▸ Exercise brief
Quote every line of the material below word for word, changing nothing.

#### Material for this task

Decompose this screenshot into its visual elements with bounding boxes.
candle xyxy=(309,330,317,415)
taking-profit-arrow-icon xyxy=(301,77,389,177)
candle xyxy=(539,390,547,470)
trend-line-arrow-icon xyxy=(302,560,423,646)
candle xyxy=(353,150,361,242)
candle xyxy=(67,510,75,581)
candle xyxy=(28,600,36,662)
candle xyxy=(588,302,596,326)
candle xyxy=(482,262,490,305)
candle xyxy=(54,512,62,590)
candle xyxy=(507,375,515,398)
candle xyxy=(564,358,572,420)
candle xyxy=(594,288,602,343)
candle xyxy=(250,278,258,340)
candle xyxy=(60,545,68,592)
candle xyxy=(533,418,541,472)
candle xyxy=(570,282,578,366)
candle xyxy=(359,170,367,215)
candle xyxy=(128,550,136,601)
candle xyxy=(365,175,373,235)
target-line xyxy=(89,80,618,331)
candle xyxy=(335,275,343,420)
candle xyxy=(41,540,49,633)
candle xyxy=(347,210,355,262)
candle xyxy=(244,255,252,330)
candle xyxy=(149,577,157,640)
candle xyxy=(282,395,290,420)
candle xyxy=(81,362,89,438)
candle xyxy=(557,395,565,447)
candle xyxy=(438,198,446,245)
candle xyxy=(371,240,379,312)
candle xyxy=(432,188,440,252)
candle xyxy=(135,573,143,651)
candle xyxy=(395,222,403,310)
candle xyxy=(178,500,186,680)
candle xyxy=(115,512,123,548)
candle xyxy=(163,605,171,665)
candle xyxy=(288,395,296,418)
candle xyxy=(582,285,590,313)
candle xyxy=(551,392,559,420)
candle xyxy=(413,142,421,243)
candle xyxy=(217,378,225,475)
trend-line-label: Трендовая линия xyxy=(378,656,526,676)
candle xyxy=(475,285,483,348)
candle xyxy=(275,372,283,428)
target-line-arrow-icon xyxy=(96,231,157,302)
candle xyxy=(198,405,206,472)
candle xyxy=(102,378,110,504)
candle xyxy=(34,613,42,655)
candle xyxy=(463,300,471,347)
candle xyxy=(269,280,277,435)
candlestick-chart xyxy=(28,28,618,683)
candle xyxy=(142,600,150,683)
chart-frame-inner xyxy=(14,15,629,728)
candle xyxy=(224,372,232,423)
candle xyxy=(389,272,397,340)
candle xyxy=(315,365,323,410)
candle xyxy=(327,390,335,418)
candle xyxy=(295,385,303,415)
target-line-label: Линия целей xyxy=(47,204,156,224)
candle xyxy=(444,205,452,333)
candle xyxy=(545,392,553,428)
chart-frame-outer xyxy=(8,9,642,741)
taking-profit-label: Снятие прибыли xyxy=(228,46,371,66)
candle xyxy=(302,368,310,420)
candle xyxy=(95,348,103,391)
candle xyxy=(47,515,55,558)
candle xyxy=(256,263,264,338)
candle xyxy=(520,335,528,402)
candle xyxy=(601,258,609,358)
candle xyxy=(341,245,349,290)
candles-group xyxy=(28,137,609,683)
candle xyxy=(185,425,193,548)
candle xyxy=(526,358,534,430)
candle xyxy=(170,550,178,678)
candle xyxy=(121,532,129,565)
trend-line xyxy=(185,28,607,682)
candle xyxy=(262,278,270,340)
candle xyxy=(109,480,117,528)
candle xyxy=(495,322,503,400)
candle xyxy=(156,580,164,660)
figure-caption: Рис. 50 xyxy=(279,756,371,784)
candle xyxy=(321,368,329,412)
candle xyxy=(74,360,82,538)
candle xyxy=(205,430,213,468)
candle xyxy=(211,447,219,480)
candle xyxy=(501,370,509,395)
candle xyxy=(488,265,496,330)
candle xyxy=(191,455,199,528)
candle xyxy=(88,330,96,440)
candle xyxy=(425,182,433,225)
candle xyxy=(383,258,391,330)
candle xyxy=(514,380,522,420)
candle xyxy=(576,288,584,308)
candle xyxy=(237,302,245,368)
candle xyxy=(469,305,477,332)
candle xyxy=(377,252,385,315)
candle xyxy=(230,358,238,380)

########

▸ Written response
Decompose this screenshot into its visual elements with bounding boxes.
candle xyxy=(309,330,317,415)
taking-profit-arrow-icon xyxy=(301,77,389,177)
candle xyxy=(539,390,547,470)
trend-line-arrow-icon xyxy=(302,560,423,646)
candle xyxy=(353,150,361,242)
candle xyxy=(67,510,75,581)
candle xyxy=(28,600,36,662)
candle xyxy=(588,302,596,326)
candle xyxy=(482,262,490,305)
candle xyxy=(54,512,62,590)
candle xyxy=(507,375,515,398)
candle xyxy=(564,358,572,420)
candle xyxy=(594,288,602,343)
candle xyxy=(250,278,258,340)
candle xyxy=(60,545,68,592)
candle xyxy=(533,418,541,472)
candle xyxy=(570,282,578,366)
candle xyxy=(359,170,367,215)
candle xyxy=(128,550,136,601)
candle xyxy=(365,175,373,235)
target-line xyxy=(89,80,618,331)
candle xyxy=(335,275,343,420)
candle xyxy=(41,540,49,633)
candle xyxy=(347,210,355,262)
candle xyxy=(244,255,252,330)
candle xyxy=(149,577,157,640)
candle xyxy=(282,395,290,420)
candle xyxy=(81,362,89,438)
candle xyxy=(557,395,565,447)
candle xyxy=(438,198,446,245)
candle xyxy=(371,240,379,312)
candle xyxy=(432,188,440,252)
candle xyxy=(135,573,143,651)
candle xyxy=(395,222,403,310)
candle xyxy=(178,500,186,680)
candle xyxy=(115,512,123,548)
candle xyxy=(163,605,171,665)
candle xyxy=(288,395,296,418)
candle xyxy=(582,285,590,313)
candle xyxy=(551,392,559,420)
candle xyxy=(413,142,421,243)
candle xyxy=(217,378,225,475)
trend-line-label: Трендовая линия xyxy=(378,656,526,676)
candle xyxy=(475,285,483,348)
candle xyxy=(275,372,283,428)
target-line-arrow-icon xyxy=(96,231,157,302)
candle xyxy=(198,405,206,472)
candle xyxy=(102,378,110,504)
candle xyxy=(34,613,42,655)
candle xyxy=(463,300,471,347)
candle xyxy=(269,280,277,435)
candlestick-chart xyxy=(28,28,618,683)
candle xyxy=(142,600,150,683)
chart-frame-inner xyxy=(14,15,629,728)
candle xyxy=(224,372,232,423)
candle xyxy=(389,272,397,340)
candle xyxy=(315,365,323,410)
candle xyxy=(327,390,335,418)
candle xyxy=(295,385,303,415)
target-line-label: Линия целей xyxy=(47,204,156,224)
candle xyxy=(444,205,452,333)
candle xyxy=(545,392,553,428)
chart-frame-outer xyxy=(8,9,642,741)
taking-profit-label: Снятие прибыли xyxy=(228,46,371,66)
candle xyxy=(302,368,310,420)
candle xyxy=(95,348,103,391)
candle xyxy=(47,515,55,558)
candle xyxy=(256,263,264,338)
candle xyxy=(520,335,528,402)
candle xyxy=(601,258,609,358)
candle xyxy=(341,245,349,290)
candles-group xyxy=(28,137,609,683)
candle xyxy=(185,425,193,548)
candle xyxy=(526,358,534,430)
candle xyxy=(170,550,178,678)
candle xyxy=(121,532,129,565)
trend-line xyxy=(185,28,607,682)
candle xyxy=(262,278,270,340)
candle xyxy=(109,480,117,528)
candle xyxy=(495,322,503,400)
candle xyxy=(156,580,164,660)
figure-caption: Рис. 50 xyxy=(279,756,371,784)
candle xyxy=(321,368,329,412)
candle xyxy=(74,360,82,538)
candle xyxy=(205,430,213,468)
candle xyxy=(211,447,219,480)
candle xyxy=(501,370,509,395)
candle xyxy=(488,265,496,330)
candle xyxy=(191,455,199,528)
candle xyxy=(88,330,96,440)
candle xyxy=(425,182,433,225)
candle xyxy=(383,258,391,330)
candle xyxy=(514,380,522,420)
candle xyxy=(576,288,584,308)
candle xyxy=(237,302,245,368)
candle xyxy=(469,305,477,332)
candle xyxy=(377,252,385,315)
candle xyxy=(230,358,238,380)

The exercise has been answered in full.